RECORDS FOR PROCESSING |
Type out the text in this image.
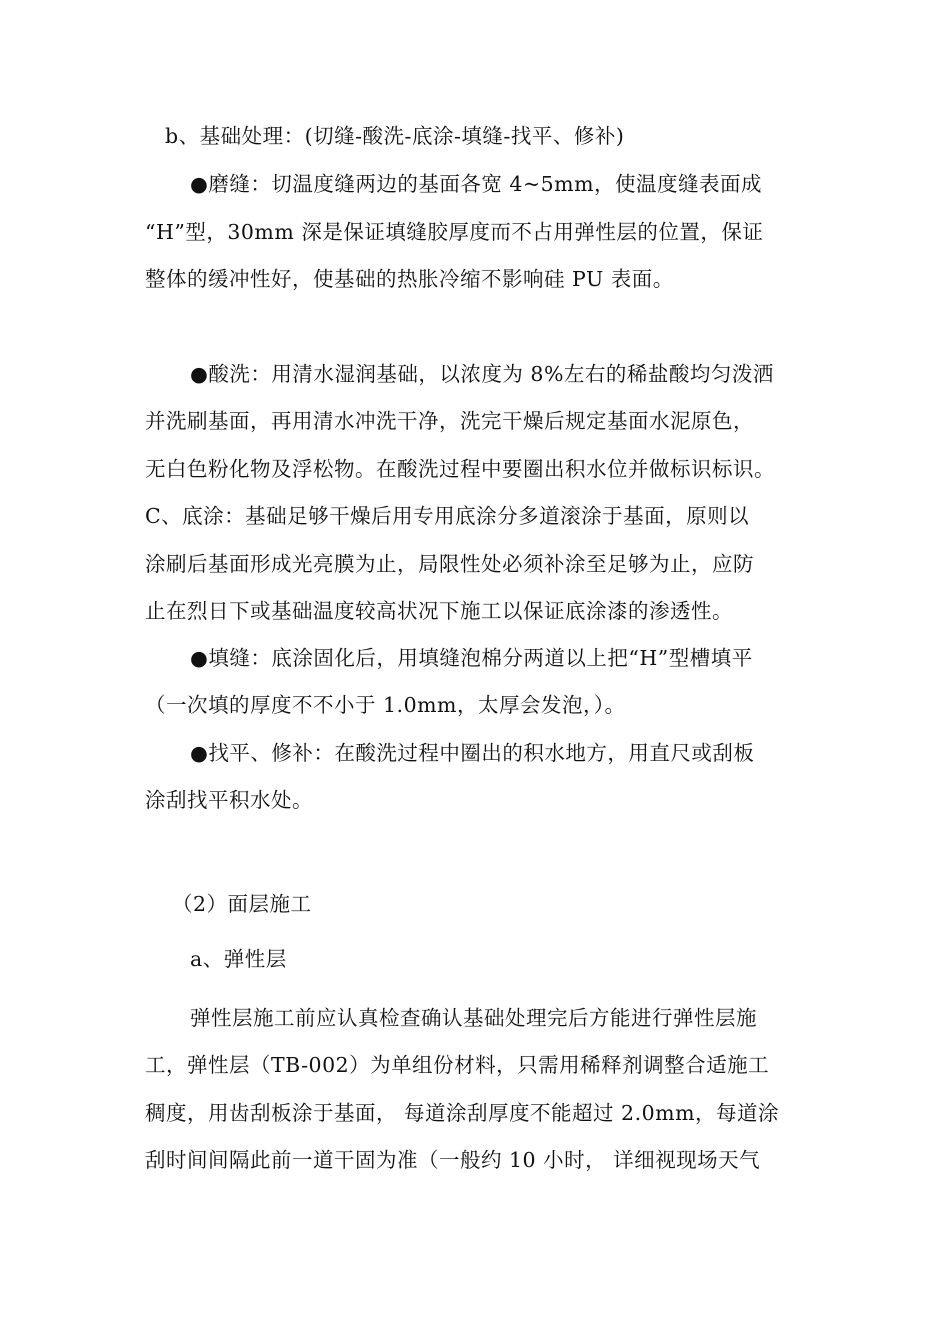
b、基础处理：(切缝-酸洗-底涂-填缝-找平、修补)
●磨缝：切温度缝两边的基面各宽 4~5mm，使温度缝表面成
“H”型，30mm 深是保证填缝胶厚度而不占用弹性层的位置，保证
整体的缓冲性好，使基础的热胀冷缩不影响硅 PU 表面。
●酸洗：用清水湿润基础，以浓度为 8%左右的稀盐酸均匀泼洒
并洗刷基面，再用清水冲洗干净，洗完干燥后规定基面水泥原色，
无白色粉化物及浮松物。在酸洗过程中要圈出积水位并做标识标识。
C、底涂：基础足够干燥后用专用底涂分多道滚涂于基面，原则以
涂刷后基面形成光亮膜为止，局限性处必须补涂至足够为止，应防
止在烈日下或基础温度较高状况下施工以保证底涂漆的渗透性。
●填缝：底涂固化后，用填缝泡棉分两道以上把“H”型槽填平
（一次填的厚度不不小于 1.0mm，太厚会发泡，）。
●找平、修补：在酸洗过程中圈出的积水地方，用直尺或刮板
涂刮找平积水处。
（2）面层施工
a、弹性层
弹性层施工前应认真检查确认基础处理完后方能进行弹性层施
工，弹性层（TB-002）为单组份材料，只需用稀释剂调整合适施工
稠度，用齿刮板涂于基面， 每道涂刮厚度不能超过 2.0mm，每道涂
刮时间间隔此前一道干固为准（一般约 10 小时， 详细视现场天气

---

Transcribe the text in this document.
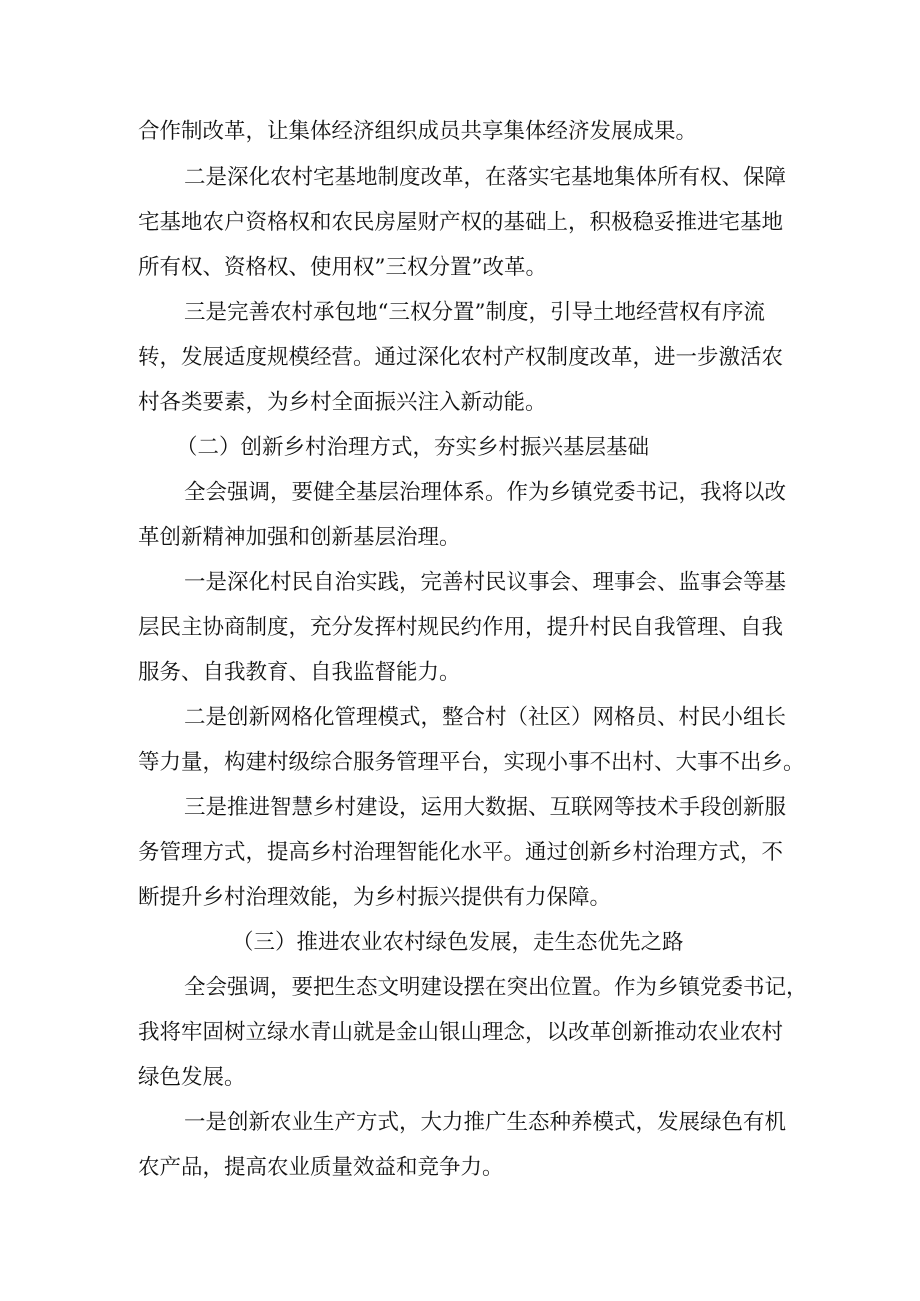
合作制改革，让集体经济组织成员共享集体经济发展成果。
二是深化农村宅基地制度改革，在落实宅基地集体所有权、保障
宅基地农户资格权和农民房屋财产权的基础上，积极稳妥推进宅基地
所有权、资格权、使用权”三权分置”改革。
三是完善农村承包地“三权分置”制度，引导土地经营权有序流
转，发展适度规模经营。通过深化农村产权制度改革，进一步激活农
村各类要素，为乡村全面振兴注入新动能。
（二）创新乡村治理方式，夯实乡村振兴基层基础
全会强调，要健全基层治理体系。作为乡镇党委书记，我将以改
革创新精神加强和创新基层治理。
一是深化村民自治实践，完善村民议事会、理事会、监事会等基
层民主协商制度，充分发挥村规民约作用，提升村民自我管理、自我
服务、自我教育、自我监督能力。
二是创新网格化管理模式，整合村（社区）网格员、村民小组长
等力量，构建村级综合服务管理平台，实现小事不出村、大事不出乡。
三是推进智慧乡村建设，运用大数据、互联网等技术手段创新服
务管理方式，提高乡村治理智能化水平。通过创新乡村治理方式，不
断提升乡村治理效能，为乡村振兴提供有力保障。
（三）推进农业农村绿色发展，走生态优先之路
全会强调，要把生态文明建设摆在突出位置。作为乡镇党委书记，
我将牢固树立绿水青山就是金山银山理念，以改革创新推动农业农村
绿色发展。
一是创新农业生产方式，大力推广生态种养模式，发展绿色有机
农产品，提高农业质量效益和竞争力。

GOAL |
Copy all lines from the data that hold the word "三权分置".

REPLY TO THE TASK |
所有权、资格权、使用权”三权分置”改革。
三是完善农村承包地“三权分置”制度，引导土地经营权有序流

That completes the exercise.